Material provided:
====================

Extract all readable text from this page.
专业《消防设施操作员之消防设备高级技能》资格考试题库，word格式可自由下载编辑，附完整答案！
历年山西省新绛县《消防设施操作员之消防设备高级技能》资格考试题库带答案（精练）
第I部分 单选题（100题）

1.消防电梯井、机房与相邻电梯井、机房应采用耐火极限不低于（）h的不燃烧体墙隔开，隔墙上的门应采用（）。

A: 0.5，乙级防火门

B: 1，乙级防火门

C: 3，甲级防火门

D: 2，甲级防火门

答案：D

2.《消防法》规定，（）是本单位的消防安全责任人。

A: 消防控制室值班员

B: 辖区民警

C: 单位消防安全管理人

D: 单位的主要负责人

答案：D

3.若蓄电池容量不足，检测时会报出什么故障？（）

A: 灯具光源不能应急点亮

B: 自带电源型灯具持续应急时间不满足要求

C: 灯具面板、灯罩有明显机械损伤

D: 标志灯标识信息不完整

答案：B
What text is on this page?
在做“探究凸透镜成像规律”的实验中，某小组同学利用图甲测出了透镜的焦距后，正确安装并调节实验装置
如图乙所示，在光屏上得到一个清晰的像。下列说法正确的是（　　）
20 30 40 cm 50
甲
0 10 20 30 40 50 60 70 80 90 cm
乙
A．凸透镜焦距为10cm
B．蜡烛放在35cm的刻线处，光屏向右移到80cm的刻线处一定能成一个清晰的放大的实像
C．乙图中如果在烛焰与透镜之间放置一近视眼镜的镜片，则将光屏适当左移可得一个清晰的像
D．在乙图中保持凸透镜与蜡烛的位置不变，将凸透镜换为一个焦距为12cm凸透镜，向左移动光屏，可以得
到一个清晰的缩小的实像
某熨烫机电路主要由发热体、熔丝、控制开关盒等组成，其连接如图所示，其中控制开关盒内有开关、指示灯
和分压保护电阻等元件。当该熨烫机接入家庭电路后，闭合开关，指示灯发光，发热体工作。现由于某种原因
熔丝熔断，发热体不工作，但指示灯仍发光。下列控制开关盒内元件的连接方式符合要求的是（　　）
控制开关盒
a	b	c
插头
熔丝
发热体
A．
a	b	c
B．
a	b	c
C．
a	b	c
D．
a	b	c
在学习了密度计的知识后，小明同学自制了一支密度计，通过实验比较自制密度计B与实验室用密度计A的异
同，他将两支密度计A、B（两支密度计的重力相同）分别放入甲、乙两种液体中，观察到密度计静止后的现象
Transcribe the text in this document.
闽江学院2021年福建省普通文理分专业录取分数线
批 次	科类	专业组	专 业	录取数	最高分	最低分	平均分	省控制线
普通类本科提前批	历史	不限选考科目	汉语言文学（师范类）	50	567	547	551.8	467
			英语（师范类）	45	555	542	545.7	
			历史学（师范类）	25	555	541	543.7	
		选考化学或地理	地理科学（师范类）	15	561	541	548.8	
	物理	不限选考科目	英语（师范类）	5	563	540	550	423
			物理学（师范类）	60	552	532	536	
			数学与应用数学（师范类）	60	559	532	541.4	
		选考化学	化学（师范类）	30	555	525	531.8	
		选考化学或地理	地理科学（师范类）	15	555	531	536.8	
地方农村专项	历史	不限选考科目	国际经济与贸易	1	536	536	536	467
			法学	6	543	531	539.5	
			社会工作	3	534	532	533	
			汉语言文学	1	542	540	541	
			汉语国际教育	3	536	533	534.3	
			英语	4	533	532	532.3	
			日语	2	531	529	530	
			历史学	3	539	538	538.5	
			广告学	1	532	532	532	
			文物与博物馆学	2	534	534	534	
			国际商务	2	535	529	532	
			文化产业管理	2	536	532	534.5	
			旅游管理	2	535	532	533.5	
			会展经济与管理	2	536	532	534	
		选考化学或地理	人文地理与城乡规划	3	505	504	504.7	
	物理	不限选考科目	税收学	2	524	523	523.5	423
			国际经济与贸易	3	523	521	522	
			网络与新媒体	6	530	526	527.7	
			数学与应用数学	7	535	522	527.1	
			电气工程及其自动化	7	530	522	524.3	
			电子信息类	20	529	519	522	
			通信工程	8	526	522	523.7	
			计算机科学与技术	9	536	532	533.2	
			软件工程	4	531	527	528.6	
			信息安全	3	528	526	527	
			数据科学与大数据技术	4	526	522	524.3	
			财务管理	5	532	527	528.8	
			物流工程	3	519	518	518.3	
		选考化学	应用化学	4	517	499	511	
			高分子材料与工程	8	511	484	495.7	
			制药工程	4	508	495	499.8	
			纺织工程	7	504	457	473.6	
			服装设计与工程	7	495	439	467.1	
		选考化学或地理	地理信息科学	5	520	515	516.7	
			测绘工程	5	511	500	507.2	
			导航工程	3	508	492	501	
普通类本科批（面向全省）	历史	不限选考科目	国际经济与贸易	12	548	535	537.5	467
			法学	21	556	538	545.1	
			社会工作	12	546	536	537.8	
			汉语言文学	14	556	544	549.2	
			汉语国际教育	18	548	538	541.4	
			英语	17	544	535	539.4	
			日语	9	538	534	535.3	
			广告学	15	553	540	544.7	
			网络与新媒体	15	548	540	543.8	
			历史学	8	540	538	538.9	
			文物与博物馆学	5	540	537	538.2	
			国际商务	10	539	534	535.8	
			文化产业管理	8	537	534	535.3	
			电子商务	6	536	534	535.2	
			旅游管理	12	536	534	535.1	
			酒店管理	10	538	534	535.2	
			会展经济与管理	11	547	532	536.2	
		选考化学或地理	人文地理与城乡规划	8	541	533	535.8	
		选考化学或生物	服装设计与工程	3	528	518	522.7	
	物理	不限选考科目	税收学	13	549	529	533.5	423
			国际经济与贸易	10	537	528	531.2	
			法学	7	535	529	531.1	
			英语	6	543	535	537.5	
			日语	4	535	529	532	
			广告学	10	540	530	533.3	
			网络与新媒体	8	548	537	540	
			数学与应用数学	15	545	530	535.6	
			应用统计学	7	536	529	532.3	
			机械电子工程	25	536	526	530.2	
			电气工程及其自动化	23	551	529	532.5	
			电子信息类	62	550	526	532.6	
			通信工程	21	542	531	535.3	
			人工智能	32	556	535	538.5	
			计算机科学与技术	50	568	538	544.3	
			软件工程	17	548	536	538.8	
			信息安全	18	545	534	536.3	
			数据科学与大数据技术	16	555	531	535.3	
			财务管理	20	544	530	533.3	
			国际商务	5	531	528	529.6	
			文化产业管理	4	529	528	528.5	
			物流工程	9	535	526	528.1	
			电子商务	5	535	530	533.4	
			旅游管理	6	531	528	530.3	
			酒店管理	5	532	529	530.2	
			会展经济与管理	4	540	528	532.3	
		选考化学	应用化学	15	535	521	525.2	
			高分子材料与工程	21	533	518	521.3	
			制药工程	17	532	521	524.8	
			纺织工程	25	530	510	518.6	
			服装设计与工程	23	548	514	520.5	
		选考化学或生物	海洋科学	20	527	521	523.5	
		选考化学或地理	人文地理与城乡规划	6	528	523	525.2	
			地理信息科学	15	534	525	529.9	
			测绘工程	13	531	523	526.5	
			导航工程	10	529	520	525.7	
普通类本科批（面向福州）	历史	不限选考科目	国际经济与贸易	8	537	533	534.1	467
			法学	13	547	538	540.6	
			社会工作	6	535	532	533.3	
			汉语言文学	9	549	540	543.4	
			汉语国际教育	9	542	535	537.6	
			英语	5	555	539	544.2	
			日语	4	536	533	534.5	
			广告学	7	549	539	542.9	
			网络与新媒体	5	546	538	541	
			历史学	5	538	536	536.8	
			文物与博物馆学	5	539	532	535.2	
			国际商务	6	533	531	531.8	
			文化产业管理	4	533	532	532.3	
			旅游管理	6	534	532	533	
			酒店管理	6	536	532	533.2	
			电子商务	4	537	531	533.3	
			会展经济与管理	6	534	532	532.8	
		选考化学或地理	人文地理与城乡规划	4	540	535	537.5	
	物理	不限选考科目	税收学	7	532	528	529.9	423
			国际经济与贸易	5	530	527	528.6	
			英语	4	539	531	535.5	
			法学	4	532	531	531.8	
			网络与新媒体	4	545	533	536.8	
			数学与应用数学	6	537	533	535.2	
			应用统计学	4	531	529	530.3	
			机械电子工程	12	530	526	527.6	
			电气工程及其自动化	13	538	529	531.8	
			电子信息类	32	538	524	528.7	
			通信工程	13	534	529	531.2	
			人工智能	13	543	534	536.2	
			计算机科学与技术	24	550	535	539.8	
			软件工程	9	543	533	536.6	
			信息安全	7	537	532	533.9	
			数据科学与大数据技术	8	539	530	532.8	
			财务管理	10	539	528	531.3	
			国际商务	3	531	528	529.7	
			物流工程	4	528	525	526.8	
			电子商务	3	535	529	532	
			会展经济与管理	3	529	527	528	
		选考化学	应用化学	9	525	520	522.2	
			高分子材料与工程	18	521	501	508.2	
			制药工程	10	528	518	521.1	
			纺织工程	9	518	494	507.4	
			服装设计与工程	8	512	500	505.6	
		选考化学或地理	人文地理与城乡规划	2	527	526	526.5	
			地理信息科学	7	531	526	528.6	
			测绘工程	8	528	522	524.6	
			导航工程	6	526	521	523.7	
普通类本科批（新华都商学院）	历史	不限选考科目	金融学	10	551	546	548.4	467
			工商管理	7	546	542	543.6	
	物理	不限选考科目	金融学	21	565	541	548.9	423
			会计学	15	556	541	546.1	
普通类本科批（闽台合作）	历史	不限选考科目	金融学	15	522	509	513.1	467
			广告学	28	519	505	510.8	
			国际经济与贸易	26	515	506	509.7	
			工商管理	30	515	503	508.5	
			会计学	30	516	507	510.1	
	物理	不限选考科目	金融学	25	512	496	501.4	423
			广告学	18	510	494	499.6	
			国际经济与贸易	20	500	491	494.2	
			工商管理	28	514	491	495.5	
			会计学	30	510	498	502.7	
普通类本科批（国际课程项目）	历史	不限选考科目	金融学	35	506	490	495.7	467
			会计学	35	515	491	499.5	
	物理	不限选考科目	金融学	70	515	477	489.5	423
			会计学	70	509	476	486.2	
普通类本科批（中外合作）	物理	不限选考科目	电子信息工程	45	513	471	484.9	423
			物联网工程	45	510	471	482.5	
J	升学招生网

====================

Work to complete:
Look through the entries above; copy every line holding the string "文物与博物馆学".

Written response:
			文物与博物馆学	2	534	534	534	
			文物与博物馆学	5	540	537	538.2	
			文物与博物馆学	5	539	532	535.2	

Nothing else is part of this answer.